[Begin RECORDS FOR THIS EXERCISE]

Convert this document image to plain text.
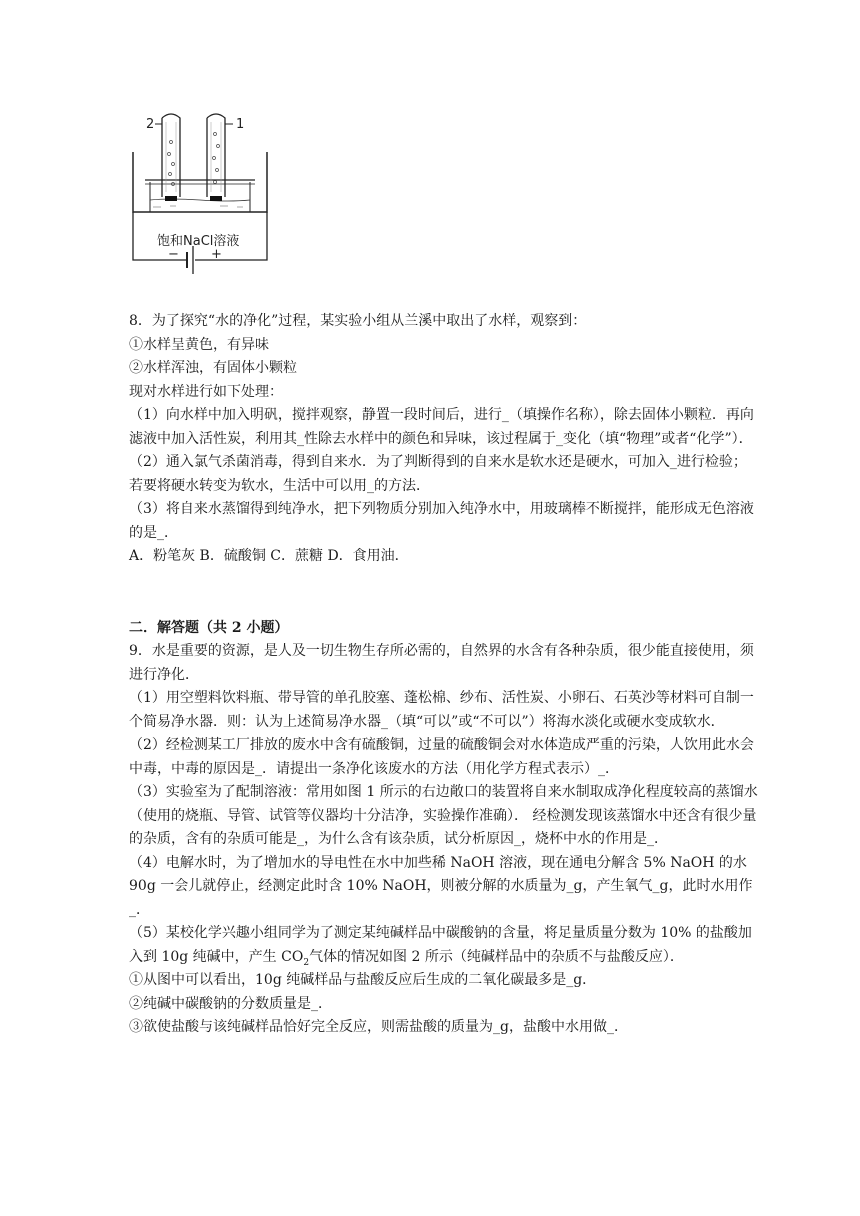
2	1
饱和NaCl溶液
− +

8．为了探究“水的净化”过程，某实验小组从兰溪中取出了水样，观察到：

①水样呈黄色，有异味

②水样浑浊，有固体小颗粒

现对水样进行如下处理：

（1）向水样中加入明矾，搅拌观察，静置一段时间后，进行_（填操作名称），除去固体小颗粒．再向滤液中加入活性炭，利用其_性除去水样中的颜色和异味，该过程属于_变化（填“物理”或者“化学”）．

（2）通入氯气杀菌消毒，得到自来水．为了判断得到的自来水是软水还是硬水，可加入_进行检验；若要将硬水转变为软水，生活中可以用_的方法．

（3）将自来水蒸馏得到纯净水，把下列物质分别加入纯净水中，用玻璃棒不断搅拌，能形成无色溶液的是_．

A．粉笔灰 B．硫酸铜 C．蔗糖 D．食用油．

二．解答题（共 2 小题）

9．水是重要的资源，是人及一切生物生存所必需的，自然界的水含有各种杂质，很少能直接使用，须进行净化．

（1）用空塑料饮料瓶、带导管的单孔胶塞、蓬松棉、纱布、活性炭、小卵石、石英沙等材料可自制一个简易净水器．则：认为上述简易净水器_（填“可以”或“不可以”）将海水淡化或硬水变成软水．

（2）经检测某工厂排放的废水中含有硫酸铜，过量的硫酸铜会对水体造成严重的污染，人饮用此水会中毒，中毒的原因是_．请提出一条净化该废水的方法（用化学方程式表示）_．

（3）实验室为了配制溶液：常用如图 1 所示的右边敞口的装置将自来水制取成净化程度较高的蒸馏水（使用的烧瓶、导管、试管等仪器均十分洁净，实验操作准确）． 经检测发现该蒸馏水中还含有很少量的杂质，含有的杂质可能是_，为什么含有该杂质，试分析原因_，烧杯中水的作用是_．

（4）电解水时，为了增加水的导电性在水中加些稀 NaOH 溶液，现在通电分解含 5% NaOH 的水 90g 一会儿就停止，经测定此时含 10% NaOH，则被分解的水质量为_g，产生氧气_g，此时水用作_．

（5）某校化学兴趣小组同学为了测定某纯碱样品中碳酸钠的含量，将足量质量分数为 10% 的盐酸加入到 10g 纯碱中，产生 $CO_2$气体的情况如图 2 所示（纯碱样品中的杂质不与盐酸反应）．

①从图中可以看出，10g 纯碱样品与盐酸反应后生成的二氧化碳最多是_g．

②纯碱中碳酸钠的分数质量是_．

③欲使盐酸与该纯碱样品恰好完全反应，则需盐酸的质量为_g，盐酸中水用做_．
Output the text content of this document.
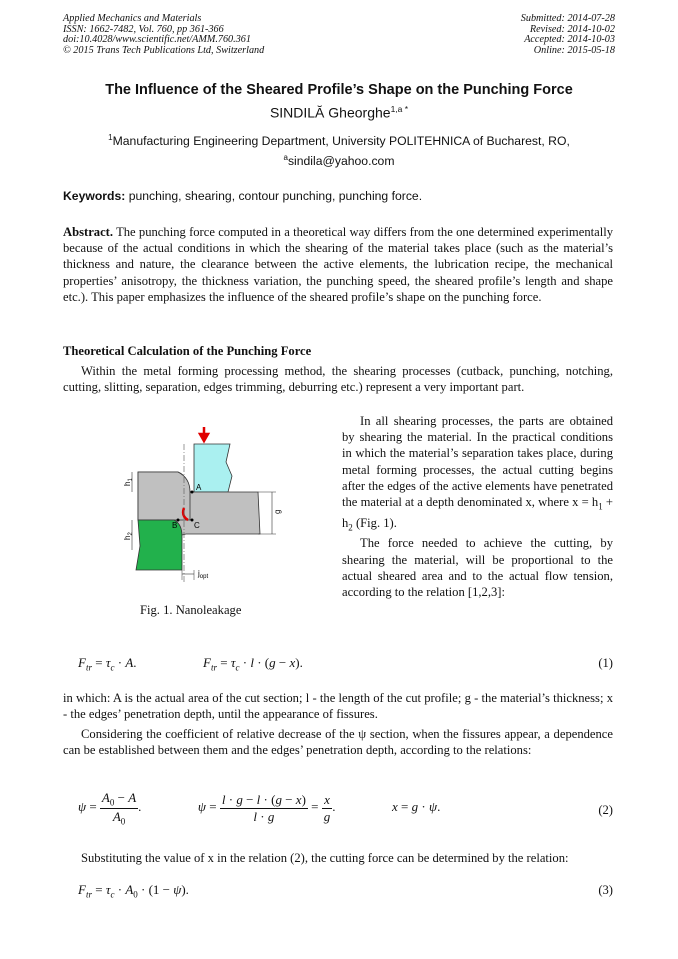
Applied Mechanics and Materials
ISSN: 1662-7482, Vol. 760, pp 361-366
doi:10.4028/www.scientific.net/AMM.760.361
© 2015 Trans Tech Publications Ltd, Switzerland
Submitted: 2014-07-28
Revised: 2014-10-02
Accepted: 2014-10-03
Online: 2015-05-18
The Influence of the Sheared Profile’s Shape on the Punching Force
SINDILĂ Gheorghe$^{1,a *}$
$^1$Manufacturing Engineering Department, University POLITEHNICA of Bucharest, RO,
$^a$sindila@yahoo.com
Keywords: punching, shearing, contour punching, punching force.
Abstract. The punching force computed in a theoretical way differs from the one determined experimentally because of the actual conditions in which the shearing of the material takes place (such as the material’s thickness and nature, the clearance between the active elements, the lubrication recipe, the mechanical properties’ anisotropy, the thickness variation, the punching speed, the sheared profile’s length and shape etc.). This paper emphasizes the influence of the sheared profile’s shape on the punching force.
Theoretical Calculation of the Punching Force
Within the metal forming processing method, the shearing processes (cutback, punching, notching, cutting, slitting, separation, edges trimming, deburring etc.) represent a very important part.
$h_1$
$h_2$
g
A
B C
$j_{opt}$

In all shearing processes, the parts are obtained by shearing the material. In the practical conditions in which the material’s separation takes place, during metal forming processes, the actual cutting begins after the edges of the active elements have penetrated the material at a depth denominated x, where $x = h_1 + h_2$ (Fig. 1).

The force needed to achieve the cutting, by shearing the material, will be proportional to the actual sheared area and to the actual flow tension, according to the relation [1,2,3]:

Fig. 1. Nanoleakage
$F_{tr} = \tau_c \cdot A$.	$F_{tr} = \tau_c \cdot l \cdot (g - x)$.	(1)
in which: A is the actual area of the cut section; l - the length of the cut profile; g - the material’s thickness; x - the edges’ penetration depth, until the appearance of fissures.
Considering the coefficient of relative decrease of the ψ section, when the fissures appear, a dependence can be established between them and the edges’ penetration depth, according to the relations:
$\psi = \frac{A_0 - A}{A_0}$ .	$\psi = \frac{l \cdot g - l \cdot (g - x)}{l \cdot g} = \frac{x}{g}$ .	x = g · ψ.	(2)
Substituting the value of x in the relation (2), the cutting force can be determined by the relation:
$F_{tr} = \tau_c \cdot A_0 \cdot (1 - \psi)$.	(3)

[End RECORDS FOR THIS EXERCISE]

DIRECTIVE
In the copy, include no pictures; restate the listing above exactly.

THE OUTPUT
Convert this document image to plain text.
2	1
饱和NaCl溶液
− +

8．为了探究“水的净化”过程，某实验小组从兰溪中取出了水样，观察到：

①水样呈黄色，有异味

②水样浑浊，有固体小颗粒

现对水样进行如下处理：

（1）向水样中加入明矾，搅拌观察，静置一段时间后，进行_（填操作名称），除去固体小颗粒．再向滤液中加入活性炭，利用其_性除去水样中的颜色和异味，该过程属于_变化（填“物理”或者“化学”）．

（2）通入氯气杀菌消毒，得到自来水．为了判断得到的自来水是软水还是硬水，可加入_进行检验；若要将硬水转变为软水，生活中可以用_的方法．

（3）将自来水蒸馏得到纯净水，把下列物质分别加入纯净水中，用玻璃棒不断搅拌，能形成无色溶液的是_．

A．粉笔灰 B．硫酸铜 C．蔗糖 D．食用油．

二．解答题（共 2 小题）

9．水是重要的资源，是人及一切生物生存所必需的，自然界的水含有各种杂质，很少能直接使用，须进行净化．

（1）用空塑料饮料瓶、带导管的单孔胶塞、蓬松棉、纱布、活性炭、小卵石、石英沙等材料可自制一个简易净水器．则：认为上述简易净水器_（填“可以”或“不可以”）将海水淡化或硬水变成软水．

（2）经检测某工厂排放的废水中含有硫酸铜，过量的硫酸铜会对水体造成严重的污染，人饮用此水会中毒，中毒的原因是_．请提出一条净化该废水的方法（用化学方程式表示）_．

（3）实验室为了配制溶液：常用如图 1 所示的右边敞口的装置将自来水制取成净化程度较高的蒸馏水（使用的烧瓶、导管、试管等仪器均十分洁净，实验操作准确）． 经检测发现该蒸馏水中还含有很少量的杂质，含有的杂质可能是_，为什么含有该杂质，试分析原因_，烧杯中水的作用是_．

（4）电解水时，为了增加水的导电性在水中加些稀 NaOH 溶液，现在通电分解含 5% NaOH 的水 90g 一会儿就停止，经测定此时含 10% NaOH，则被分解的水质量为_g，产生氧气_g，此时水用作_．

（5）某校化学兴趣小组同学为了测定某纯碱样品中碳酸钠的含量，将足量质量分数为 10% 的盐酸加入到 10g 纯碱中，产生 $CO_2$气体的情况如图 2 所示（纯碱样品中的杂质不与盐酸反应）．

①从图中可以看出，10g 纯碱样品与盐酸反应后生成的二氧化碳最多是_g．

②纯碱中碳酸钠的分数质量是_．

③欲使盐酸与该纯碱样品恰好完全反应，则需盐酸的质量为_g，盐酸中水用做_．
Output the text content of this document.
Applied Mechanics and Materials
ISSN: 1662-7482, Vol. 760, pp 361-366
doi:10.4028/www.scientific.net/AMM.760.361
© 2015 Trans Tech Publications Ltd, Switzerland
Submitted: 2014-07-28
Revised: 2014-10-02
Accepted: 2014-10-03
Online: 2015-05-18
The Influence of the Sheared Profile’s Shape on the Punching Force
SINDILĂ Gheorghe$^{1,a *}$
$^1$Manufacturing Engineering Department, University POLITEHNICA of Bucharest, RO,
$^a$sindila@yahoo.com
Keywords: punching, shearing, contour punching, punching force.
Abstract. The punching force computed in a theoretical way differs from the one determined experimentally because of the actual conditions in which the shearing of the material takes place (such as the material’s thickness and nature, the clearance between the active elements, the lubrication recipe, the mechanical properties’ anisotropy, the thickness variation, the punching speed, the sheared profile’s length and shape etc.). This paper emphasizes the influence of the sheared profile’s shape on the punching force.
Theoretical Calculation of the Punching Force
Within the metal forming processing method, the shearing processes (cutback, punching, notching, cutting, slitting, separation, edges trimming, deburring etc.) represent a very important part.
$h_1$
$h_2$
g
A
B C
$j_{opt}$

In all shearing processes, the parts are obtained by shearing the material. In the practical conditions in which the material’s separation takes place, during metal forming processes, the actual cutting begins after the edges of the active elements have penetrated the material at a depth denominated x, where $x = h_1 + h_2$ (Fig. 1).

The force needed to achieve the cutting, by shearing the material, will be proportional to the actual sheared area and to the actual flow tension, according to the relation [1,2,3]:

Fig. 1. Nanoleakage
$F_{tr} = \tau_c \cdot A$.	$F_{tr} = \tau_c \cdot l \cdot (g - x)$.	(1)
in which: A is the actual area of the cut section; l - the length of the cut profile; g - the material’s thickness; x - the edges’ penetration depth, until the appearance of fissures.
Considering the coefficient of relative decrease of the ψ section, when the fissures appear, a dependence can be established between them and the edges’ penetration depth, according to the relations:
$\psi = \frac{A_0 - A}{A_0}$ .	$\psi = \frac{l \cdot g - l \cdot (g - x)}{l \cdot g} = \frac{x}{g}$ .	x = g · ψ.	(2)
Substituting the value of x in the relation (2), the cutting force can be determined by the relation:
$F_{tr} = \tau_c \cdot A_0 \cdot (1 - \psi)$.	(3)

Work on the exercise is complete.